→ **SHORT TASK**: Check each line of the listing for the string "calculated", count the lines that have it, and answer with that number only.

[start]

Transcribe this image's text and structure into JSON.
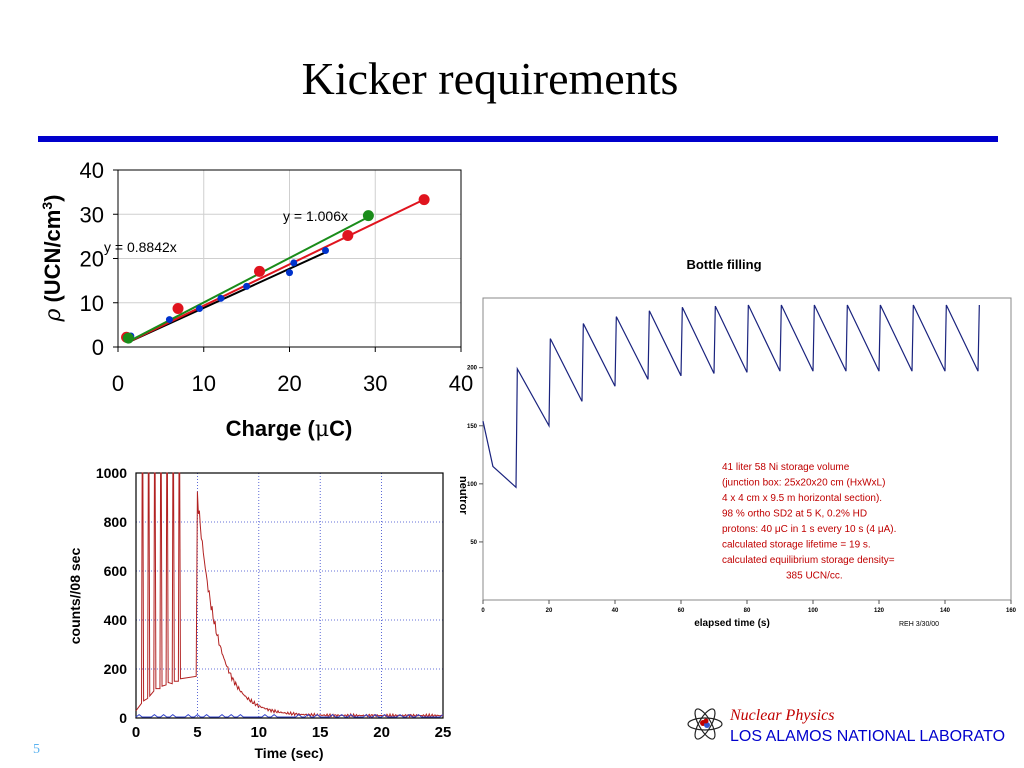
{
  "slide": {
    "title": "Kicker requirements",
    "number": "5"
  },
  "footer": {
    "line1": "Nuclear Physics",
    "line2": "LOS ALAMOS NATIONAL LABORATO",
    "logo_icon": "atom-icon"
  },
  "colors": {
    "rule": "#0000cc",
    "blue": "#0033cc",
    "red": "#e0141e",
    "green": "#1a8c1a",
    "black": "#000000",
    "decay_trace": "#b22222",
    "bottle_trace": "#1a237e",
    "note_text": "#c00000"
  },
  "chart_data": [
    {
      "type": "scatter",
      "xlabel_parts": [
        "Charge (",
        "μ",
        "C)"
      ],
      "ylabel_parts": [
        "ρ",
        "(UCN/cm",
        "3",
        ")"
      ],
      "xlim": [
        0,
        40
      ],
      "ylim": [
        0,
        40
      ],
      "xticks": [
        "0",
        "10",
        "20",
        "30",
        "40"
      ],
      "yticks": [
        "0",
        "10",
        "20",
        "30",
        "40"
      ],
      "grid": true,
      "series": [
        {
          "color": "blue",
          "points": [
            [
              1.2,
              2.0
            ],
            [
              1.5,
              2.5
            ],
            [
              6,
              6.2
            ],
            [
              9.5,
              8.7
            ],
            [
              12,
              11
            ],
            [
              15,
              13.7
            ],
            [
              20,
              16.8
            ],
            [
              20.5,
              19
            ],
            [
              24.2,
              21.8
            ]
          ]
        },
        {
          "color": "red",
          "points": [
            [
              1,
              2.2
            ],
            [
              7,
              8.7
            ],
            [
              16.5,
              17.1
            ],
            [
              26.8,
              25.2
            ],
            [
              35.7,
              33.3
            ]
          ]
        },
        {
          "color": "green",
          "points": [
            [
              1.2,
              2
            ],
            [
              29.2,
              29.7
            ]
          ]
        }
      ],
      "fits": [
        {
          "color": "black",
          "slope": 0.8842,
          "x": [
            1.5,
            24.2
          ]
        },
        {
          "color": "red",
          "slope": 0.9338,
          "x": [
            1.5,
            35.7
          ]
        },
        {
          "color": "green",
          "slope": 1.006,
          "x": [
            1.5,
            29.2
          ]
        }
      ],
      "annotations": [
        "y = 1.006x",
        "y = 0.8842x"
      ]
    },
    {
      "type": "line",
      "title": "Bottle filling",
      "xlabel": "elapsed time (s)",
      "ylabel": "neutror",
      "xlim": [
        0,
        160
      ],
      "ylim": [
        0,
        260
      ],
      "xticks": [
        "0",
        "20",
        "40",
        "60",
        "80",
        "100",
        "120",
        "140",
        "160"
      ],
      "yticks": [
        "50",
        "100",
        "150",
        "200"
      ],
      "fill_start": 154,
      "initial_level": 115,
      "valley_level": 97,
      "cycles": [
        {
          "t": 10,
          "low": 97,
          "peak": 199
        },
        {
          "t": 20,
          "low": 150,
          "peak": 225
        },
        {
          "t": 30,
          "low": 171,
          "peak": 238
        },
        {
          "t": 40,
          "low": 184,
          "peak": 244
        },
        {
          "t": 50,
          "low": 190,
          "peak": 249
        },
        {
          "t": 60,
          "low": 193,
          "peak": 252
        },
        {
          "t": 70,
          "low": 195,
          "peak": 253
        },
        {
          "t": 80,
          "low": 196,
          "peak": 254
        },
        {
          "t": 90,
          "low": 197,
          "peak": 254
        },
        {
          "t": 100,
          "low": 197,
          "peak": 254
        },
        {
          "t": 110,
          "low": 197,
          "peak": 254
        },
        {
          "t": 120,
          "low": 197,
          "peak": 254
        },
        {
          "t": 130,
          "low": 197,
          "peak": 254
        },
        {
          "t": 140,
          "low": 197,
          "peak": 254
        },
        {
          "t": 150,
          "low": 197,
          "peak": 254
        }
      ],
      "note": [
        "41 liter  58 Ni storage volume",
        "(junction box: 25x20x20 cm (HxWxL)",
        "4 x 4 cm x 9.5 m horizontal section).",
        "98 % ortho SD2 at 5 K, 0.2% HD",
        "protons: 40  μC in 1 s every 10 s (4      μA).",
        "calculated storage lifetime = 19 s.",
        "calculated equilibrium storage density=",
        "385 UCN/cc."
      ],
      "credit": "REH 3/30/00"
    },
    {
      "type": "line",
      "xlabel": "Time (sec)",
      "ylabel": "counts//08 sec",
      "xlim": [
        0,
        25
      ],
      "ylim": [
        0,
        1000
      ],
      "xticks": [
        "0",
        "5",
        "10",
        "15",
        "20",
        "25"
      ],
      "yticks": [
        "0",
        "200",
        "400",
        "600",
        "800",
        "1000"
      ],
      "grid": true,
      "spike_times": [
        0.5,
        1.0,
        1.5,
        2.0,
        2.5,
        3.0,
        3.5
      ],
      "spike_baselines": [
        60,
        80,
        110,
        120,
        135,
        140,
        150
      ],
      "decay": {
        "start": 5.0,
        "peak": 900,
        "tau": 1.6,
        "floor": 10
      }
    }
  ]
}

[end]

→ **OUTPUT**: 2